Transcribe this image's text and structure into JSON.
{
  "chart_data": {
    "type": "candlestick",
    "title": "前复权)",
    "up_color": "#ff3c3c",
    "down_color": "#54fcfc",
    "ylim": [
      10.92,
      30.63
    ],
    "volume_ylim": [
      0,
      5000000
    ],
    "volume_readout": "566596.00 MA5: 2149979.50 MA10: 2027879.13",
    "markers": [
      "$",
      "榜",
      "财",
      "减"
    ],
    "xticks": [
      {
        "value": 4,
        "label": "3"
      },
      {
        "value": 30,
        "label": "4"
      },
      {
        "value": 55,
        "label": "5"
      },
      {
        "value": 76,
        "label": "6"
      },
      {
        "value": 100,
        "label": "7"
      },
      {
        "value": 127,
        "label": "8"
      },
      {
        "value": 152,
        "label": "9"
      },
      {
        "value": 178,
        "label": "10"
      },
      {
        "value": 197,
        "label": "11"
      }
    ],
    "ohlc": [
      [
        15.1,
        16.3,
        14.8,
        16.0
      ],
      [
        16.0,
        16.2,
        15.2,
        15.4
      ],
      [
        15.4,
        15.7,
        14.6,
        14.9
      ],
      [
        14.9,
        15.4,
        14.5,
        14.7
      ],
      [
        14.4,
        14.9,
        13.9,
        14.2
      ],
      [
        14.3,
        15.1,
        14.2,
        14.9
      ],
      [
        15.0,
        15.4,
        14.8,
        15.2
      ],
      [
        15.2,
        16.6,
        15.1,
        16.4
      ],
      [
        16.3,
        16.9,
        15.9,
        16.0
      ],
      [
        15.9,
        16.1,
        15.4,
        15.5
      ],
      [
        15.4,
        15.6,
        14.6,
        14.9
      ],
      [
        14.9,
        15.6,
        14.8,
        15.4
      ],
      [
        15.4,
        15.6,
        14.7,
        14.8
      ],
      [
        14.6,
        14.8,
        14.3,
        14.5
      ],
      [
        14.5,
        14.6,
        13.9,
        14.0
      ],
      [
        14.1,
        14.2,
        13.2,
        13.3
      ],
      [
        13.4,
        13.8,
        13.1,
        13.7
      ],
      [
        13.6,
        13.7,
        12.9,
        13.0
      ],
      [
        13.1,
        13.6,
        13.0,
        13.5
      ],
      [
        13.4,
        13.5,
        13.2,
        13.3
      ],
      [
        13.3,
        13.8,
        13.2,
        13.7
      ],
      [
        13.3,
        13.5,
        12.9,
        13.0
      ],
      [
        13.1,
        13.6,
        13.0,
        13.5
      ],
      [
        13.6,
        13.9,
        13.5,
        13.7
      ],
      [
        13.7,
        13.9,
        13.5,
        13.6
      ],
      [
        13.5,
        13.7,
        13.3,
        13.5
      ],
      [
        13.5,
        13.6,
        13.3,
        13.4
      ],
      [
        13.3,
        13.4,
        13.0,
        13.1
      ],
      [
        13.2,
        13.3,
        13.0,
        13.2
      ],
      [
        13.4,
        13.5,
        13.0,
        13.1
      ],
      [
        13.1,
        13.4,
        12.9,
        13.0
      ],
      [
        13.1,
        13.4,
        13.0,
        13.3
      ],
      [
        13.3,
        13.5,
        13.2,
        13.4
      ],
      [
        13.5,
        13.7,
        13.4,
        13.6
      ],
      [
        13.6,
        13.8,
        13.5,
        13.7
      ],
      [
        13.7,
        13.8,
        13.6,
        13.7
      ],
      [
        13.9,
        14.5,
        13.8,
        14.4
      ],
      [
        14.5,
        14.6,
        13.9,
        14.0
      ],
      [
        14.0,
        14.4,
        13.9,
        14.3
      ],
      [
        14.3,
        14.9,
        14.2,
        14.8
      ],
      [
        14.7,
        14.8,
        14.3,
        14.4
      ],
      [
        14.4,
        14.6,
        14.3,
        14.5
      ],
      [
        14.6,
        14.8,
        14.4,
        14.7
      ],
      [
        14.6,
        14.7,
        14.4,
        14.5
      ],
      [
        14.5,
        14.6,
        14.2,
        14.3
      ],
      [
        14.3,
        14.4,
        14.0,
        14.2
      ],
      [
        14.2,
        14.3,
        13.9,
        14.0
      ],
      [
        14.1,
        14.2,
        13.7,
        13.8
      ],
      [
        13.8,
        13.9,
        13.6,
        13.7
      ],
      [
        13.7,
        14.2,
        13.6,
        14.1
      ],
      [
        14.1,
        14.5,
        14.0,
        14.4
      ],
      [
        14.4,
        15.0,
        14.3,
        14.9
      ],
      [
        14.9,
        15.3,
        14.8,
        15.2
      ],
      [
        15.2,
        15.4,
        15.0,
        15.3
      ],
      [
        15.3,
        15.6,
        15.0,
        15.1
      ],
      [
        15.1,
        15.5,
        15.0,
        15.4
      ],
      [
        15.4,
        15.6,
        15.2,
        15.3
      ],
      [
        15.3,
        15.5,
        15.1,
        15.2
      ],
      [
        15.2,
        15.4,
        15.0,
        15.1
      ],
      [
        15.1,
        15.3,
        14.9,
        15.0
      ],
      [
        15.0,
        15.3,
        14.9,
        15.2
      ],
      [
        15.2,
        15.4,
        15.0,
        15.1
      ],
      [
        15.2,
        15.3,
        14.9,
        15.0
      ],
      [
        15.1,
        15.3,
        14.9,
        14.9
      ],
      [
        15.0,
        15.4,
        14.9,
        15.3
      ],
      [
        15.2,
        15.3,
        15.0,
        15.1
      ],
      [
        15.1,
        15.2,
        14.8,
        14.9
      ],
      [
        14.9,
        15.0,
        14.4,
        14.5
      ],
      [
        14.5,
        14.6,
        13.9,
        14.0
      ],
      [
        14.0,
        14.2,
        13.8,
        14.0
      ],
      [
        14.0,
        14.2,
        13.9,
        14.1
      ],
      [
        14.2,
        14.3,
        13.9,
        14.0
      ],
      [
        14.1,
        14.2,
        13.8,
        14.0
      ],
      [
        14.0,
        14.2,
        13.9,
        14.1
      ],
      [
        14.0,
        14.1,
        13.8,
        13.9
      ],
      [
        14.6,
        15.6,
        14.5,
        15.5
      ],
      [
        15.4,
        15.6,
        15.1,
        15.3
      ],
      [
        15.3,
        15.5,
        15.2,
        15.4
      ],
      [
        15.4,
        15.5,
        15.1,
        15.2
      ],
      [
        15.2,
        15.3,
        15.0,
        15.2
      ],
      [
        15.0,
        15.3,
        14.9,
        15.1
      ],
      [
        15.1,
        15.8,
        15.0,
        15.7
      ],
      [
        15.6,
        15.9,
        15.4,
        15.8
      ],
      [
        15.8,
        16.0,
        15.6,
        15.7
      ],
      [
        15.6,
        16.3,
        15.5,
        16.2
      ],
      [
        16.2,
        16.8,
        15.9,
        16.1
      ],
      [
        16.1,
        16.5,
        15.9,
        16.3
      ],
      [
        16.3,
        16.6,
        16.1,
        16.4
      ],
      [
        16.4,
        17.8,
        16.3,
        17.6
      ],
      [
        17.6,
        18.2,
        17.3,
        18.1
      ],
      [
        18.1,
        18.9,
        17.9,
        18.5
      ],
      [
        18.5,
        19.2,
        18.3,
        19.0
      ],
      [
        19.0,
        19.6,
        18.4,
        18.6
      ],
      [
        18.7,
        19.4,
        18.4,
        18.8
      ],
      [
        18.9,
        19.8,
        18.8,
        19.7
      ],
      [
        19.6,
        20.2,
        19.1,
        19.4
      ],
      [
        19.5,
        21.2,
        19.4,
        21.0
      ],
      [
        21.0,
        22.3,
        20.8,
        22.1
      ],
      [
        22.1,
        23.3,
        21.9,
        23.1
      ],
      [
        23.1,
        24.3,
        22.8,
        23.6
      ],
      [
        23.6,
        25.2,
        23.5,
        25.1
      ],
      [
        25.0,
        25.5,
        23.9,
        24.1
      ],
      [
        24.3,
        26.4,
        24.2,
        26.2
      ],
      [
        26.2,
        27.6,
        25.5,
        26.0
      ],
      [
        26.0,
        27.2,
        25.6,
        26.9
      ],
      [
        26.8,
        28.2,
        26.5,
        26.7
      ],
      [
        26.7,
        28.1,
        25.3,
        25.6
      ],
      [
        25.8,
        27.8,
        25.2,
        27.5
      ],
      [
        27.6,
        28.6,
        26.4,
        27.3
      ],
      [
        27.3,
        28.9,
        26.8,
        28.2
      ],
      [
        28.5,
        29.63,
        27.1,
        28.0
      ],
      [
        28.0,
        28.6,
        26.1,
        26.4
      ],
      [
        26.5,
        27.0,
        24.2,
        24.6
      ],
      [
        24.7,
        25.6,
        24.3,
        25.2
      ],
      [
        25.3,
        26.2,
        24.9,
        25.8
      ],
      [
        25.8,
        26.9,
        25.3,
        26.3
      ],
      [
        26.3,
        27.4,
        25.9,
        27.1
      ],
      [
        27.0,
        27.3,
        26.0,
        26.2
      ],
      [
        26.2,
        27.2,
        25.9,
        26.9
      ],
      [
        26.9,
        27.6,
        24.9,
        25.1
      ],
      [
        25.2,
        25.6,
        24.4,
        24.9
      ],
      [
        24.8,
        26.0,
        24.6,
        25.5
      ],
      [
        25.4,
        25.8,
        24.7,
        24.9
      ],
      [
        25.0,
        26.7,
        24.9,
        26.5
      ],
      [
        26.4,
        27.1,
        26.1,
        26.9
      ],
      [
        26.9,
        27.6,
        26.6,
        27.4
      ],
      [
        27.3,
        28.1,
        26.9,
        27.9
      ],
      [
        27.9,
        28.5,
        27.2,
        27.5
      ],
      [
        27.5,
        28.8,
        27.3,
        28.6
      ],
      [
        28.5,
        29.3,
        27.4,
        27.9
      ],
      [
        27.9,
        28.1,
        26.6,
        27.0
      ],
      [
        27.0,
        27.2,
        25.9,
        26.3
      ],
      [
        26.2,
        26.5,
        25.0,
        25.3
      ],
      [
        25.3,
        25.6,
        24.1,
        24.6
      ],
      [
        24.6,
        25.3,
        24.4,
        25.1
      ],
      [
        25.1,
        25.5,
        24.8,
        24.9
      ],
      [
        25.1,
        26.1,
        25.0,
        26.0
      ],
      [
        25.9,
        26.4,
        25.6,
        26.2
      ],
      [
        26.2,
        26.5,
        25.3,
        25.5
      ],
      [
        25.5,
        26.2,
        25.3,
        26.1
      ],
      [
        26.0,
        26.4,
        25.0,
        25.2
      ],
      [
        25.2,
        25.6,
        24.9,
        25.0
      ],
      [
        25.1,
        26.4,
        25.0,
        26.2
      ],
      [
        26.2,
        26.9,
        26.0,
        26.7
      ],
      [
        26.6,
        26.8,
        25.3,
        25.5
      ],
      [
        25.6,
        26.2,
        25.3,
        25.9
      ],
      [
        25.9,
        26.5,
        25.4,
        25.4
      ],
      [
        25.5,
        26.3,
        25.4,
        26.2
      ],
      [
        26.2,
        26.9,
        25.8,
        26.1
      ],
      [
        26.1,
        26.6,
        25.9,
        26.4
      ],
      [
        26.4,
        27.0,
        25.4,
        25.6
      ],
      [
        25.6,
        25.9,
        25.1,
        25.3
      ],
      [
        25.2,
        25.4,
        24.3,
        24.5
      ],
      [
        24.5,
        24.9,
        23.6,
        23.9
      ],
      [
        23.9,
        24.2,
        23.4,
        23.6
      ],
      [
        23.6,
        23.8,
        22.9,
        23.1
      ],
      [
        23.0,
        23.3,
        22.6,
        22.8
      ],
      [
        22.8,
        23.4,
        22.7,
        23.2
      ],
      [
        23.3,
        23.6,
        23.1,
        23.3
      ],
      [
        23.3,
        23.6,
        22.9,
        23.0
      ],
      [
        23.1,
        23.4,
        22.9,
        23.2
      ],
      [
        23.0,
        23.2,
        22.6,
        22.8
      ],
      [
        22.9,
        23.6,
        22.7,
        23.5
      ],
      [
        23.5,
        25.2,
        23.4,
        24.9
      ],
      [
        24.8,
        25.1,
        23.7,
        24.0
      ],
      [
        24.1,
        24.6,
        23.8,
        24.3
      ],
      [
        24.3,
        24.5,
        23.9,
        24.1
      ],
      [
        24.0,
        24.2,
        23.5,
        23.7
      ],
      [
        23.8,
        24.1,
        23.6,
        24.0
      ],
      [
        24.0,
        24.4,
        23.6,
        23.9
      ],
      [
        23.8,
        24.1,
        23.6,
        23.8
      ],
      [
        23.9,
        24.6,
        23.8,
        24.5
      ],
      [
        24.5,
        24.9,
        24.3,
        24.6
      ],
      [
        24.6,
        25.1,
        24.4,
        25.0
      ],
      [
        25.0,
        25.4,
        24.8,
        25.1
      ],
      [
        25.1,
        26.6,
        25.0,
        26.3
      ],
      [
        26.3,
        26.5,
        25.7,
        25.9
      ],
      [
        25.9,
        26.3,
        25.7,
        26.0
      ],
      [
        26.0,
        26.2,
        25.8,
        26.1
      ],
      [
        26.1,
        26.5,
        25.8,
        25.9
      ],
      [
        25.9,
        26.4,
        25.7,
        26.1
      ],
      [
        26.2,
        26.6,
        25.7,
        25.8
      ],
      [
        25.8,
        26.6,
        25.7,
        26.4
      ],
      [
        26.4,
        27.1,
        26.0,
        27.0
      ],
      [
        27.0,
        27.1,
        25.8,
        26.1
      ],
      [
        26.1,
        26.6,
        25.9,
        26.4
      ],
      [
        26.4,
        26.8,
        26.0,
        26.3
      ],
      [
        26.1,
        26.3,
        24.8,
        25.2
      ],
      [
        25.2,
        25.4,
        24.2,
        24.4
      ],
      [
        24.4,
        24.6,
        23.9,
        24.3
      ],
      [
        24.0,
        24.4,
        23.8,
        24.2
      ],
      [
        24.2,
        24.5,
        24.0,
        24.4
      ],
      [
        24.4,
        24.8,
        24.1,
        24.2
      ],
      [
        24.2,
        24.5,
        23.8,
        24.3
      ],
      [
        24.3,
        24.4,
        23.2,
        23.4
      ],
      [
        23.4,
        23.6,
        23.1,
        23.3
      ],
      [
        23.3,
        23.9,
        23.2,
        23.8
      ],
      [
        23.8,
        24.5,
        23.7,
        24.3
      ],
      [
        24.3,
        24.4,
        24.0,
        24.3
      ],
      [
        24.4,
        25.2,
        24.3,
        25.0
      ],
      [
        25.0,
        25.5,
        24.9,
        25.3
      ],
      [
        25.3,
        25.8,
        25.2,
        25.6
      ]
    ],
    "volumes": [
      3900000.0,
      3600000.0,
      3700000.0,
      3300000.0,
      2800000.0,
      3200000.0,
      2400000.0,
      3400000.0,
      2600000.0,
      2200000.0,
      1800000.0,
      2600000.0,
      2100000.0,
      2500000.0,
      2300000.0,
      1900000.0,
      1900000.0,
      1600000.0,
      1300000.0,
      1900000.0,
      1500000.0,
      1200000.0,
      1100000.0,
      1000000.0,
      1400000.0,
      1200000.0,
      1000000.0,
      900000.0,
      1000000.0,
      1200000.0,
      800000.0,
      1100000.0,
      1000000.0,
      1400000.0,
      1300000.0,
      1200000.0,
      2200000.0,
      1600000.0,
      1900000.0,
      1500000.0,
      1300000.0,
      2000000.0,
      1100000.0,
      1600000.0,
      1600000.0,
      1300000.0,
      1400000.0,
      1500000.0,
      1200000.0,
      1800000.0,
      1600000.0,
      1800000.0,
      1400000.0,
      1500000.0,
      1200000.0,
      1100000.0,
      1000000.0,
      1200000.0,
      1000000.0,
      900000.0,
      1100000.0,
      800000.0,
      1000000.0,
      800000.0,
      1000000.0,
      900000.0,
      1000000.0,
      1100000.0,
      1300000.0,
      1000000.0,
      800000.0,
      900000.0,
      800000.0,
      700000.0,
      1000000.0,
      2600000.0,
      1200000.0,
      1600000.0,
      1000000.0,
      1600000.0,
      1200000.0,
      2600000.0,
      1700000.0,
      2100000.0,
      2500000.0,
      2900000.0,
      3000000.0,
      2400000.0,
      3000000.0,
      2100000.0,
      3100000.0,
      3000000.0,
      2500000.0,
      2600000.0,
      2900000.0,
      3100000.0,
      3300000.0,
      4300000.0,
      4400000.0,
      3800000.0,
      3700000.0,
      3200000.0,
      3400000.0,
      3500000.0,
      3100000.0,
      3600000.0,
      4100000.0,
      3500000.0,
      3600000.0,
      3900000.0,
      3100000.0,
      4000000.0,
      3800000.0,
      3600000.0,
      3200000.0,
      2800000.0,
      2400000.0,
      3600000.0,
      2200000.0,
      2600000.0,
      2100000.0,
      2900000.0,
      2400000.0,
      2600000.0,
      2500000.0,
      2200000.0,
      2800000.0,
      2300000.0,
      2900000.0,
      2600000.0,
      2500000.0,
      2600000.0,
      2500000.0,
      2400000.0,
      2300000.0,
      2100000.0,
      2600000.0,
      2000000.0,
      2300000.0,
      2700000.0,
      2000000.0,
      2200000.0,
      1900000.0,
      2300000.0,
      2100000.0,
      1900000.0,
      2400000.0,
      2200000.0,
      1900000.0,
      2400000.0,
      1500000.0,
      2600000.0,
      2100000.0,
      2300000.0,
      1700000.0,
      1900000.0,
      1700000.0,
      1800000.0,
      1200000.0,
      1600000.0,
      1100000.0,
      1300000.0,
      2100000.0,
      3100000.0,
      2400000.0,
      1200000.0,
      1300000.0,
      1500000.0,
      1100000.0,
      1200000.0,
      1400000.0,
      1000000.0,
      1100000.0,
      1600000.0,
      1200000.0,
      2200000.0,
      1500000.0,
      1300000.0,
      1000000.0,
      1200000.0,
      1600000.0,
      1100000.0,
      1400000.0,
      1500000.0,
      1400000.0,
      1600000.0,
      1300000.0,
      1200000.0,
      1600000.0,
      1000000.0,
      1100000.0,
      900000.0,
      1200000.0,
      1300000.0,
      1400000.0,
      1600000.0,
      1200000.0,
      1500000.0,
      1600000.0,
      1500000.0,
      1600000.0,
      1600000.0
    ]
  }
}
________________________________________
In the listing, find all lines with the string "value" and copy them.

Output for this task
        "value": 4,
        "value": 30,
        "value": 55,
        "value": 76,
        "value": 100,
        "value": 127,
        "value": 152,
        "value": 178,
        "value": 197,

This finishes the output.